** Begin **

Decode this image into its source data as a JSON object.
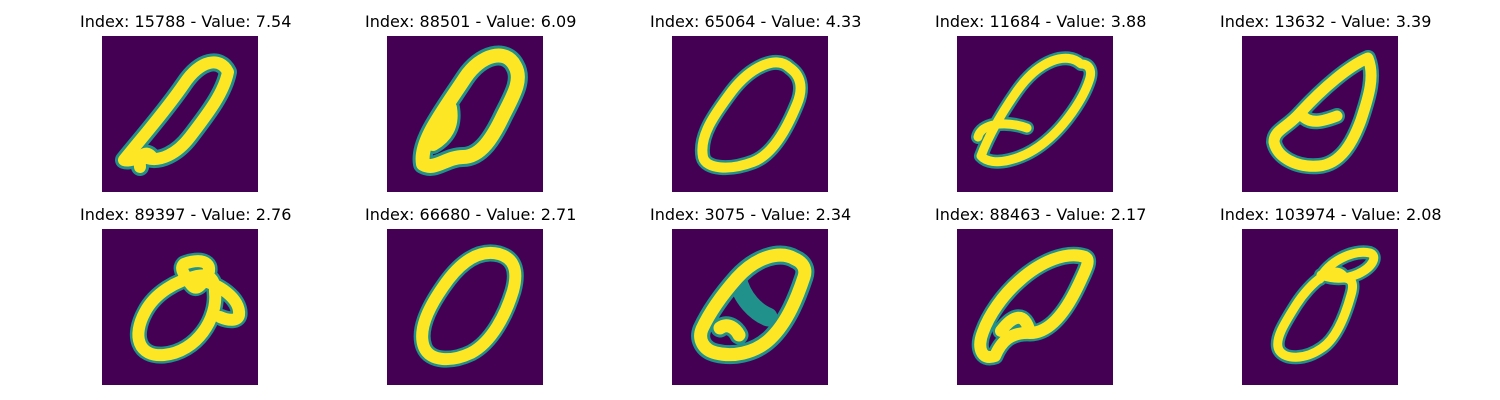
{
  "colormap": {
    "background": "#440154",
    "dark_edge": "#3b528b",
    "mid_edge": "#21918c",
    "light_edge": "#5ec962",
    "stroke": "#fde725"
  },
  "panels": [
    {
      "title": "Index: 15788 - Value: 7.54",
      "index": 15788,
      "value": 7.54,
      "glyph": "zero"
    },
    {
      "title": "Index: 88501 - Value: 6.09",
      "index": 88501,
      "value": 6.09,
      "glyph": "zero"
    },
    {
      "title": "Index: 65064 - Value: 4.33",
      "index": 65064,
      "value": 4.33,
      "glyph": "zero"
    },
    {
      "title": "Index: 11684 - Value: 3.88",
      "index": 11684,
      "value": 3.88,
      "glyph": "zero"
    },
    {
      "title": "Index: 13632 - Value: 3.39",
      "index": 13632,
      "value": 3.39,
      "glyph": "zero"
    },
    {
      "title": "Index: 89397 - Value: 2.76",
      "index": 89397,
      "value": 2.76,
      "glyph": "zero"
    },
    {
      "title": "Index: 66680 - Value: 2.71",
      "index": 66680,
      "value": 2.71,
      "glyph": "zero"
    },
    {
      "title": "Index: 3075 - Value: 2.34",
      "index": 3075,
      "value": 2.34,
      "glyph": "zero"
    },
    {
      "title": "Index: 88463 - Value: 2.17",
      "index": 88463,
      "value": 2.17,
      "glyph": "zero"
    },
    {
      "title": "Index: 103974 - Value: 2.08",
      "index": 103974,
      "value": 2.08,
      "glyph": "zero"
    }
  ]
}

** End **

** Requirements **
Using the data above, print every line exactly, omitting pictures.

** Task answer **
Decode this image into its source data as a JSON object.
{
  "colormap": {
    "background": "#440154",
    "dark_edge": "#3b528b",
    "mid_edge": "#21918c",
    "light_edge": "#5ec962",
    "stroke": "#fde725"
  },
  "panels": [
    {
      "title": "Index: 15788 - Value: 7.54",
      "index": 15788,
      "value": 7.54,
      "glyph": "zero"
    },
    {
      "title": "Index: 88501 - Value: 6.09",
      "index": 88501,
      "value": 6.09,
      "glyph": "zero"
    },
    {
      "title": "Index: 65064 - Value: 4.33",
      "index": 65064,
      "value": 4.33,
      "glyph": "zero"
    },
    {
      "title": "Index: 11684 - Value: 3.88",
      "index": 11684,
      "value": 3.88,
      "glyph": "zero"
    },
    {
      "title": "Index: 13632 - Value: 3.39",
      "index": 13632,
      "value": 3.39,
      "glyph": "zero"
    },
    {
      "title": "Index: 89397 - Value: 2.76",
      "index": 89397,
      "value": 2.76,
      "glyph": "zero"
    },
    {
      "title": "Index: 66680 - Value: 2.71",
      "index": 66680,
      "value": 2.71,
      "glyph": "zero"
    },
    {
      "title": "Index: 3075 - Value: 2.34",
      "index": 3075,
      "value": 2.34,
      "glyph": "zero"
    },
    {
      "title": "Index: 88463 - Value: 2.17",
      "index": 88463,
      "value": 2.17,
      "glyph": "zero"
    },
    {
      "title": "Index: 103974 - Value: 2.08",
      "index": 103974,
      "value": 2.08,
      "glyph": "zero"
    }
  ]
}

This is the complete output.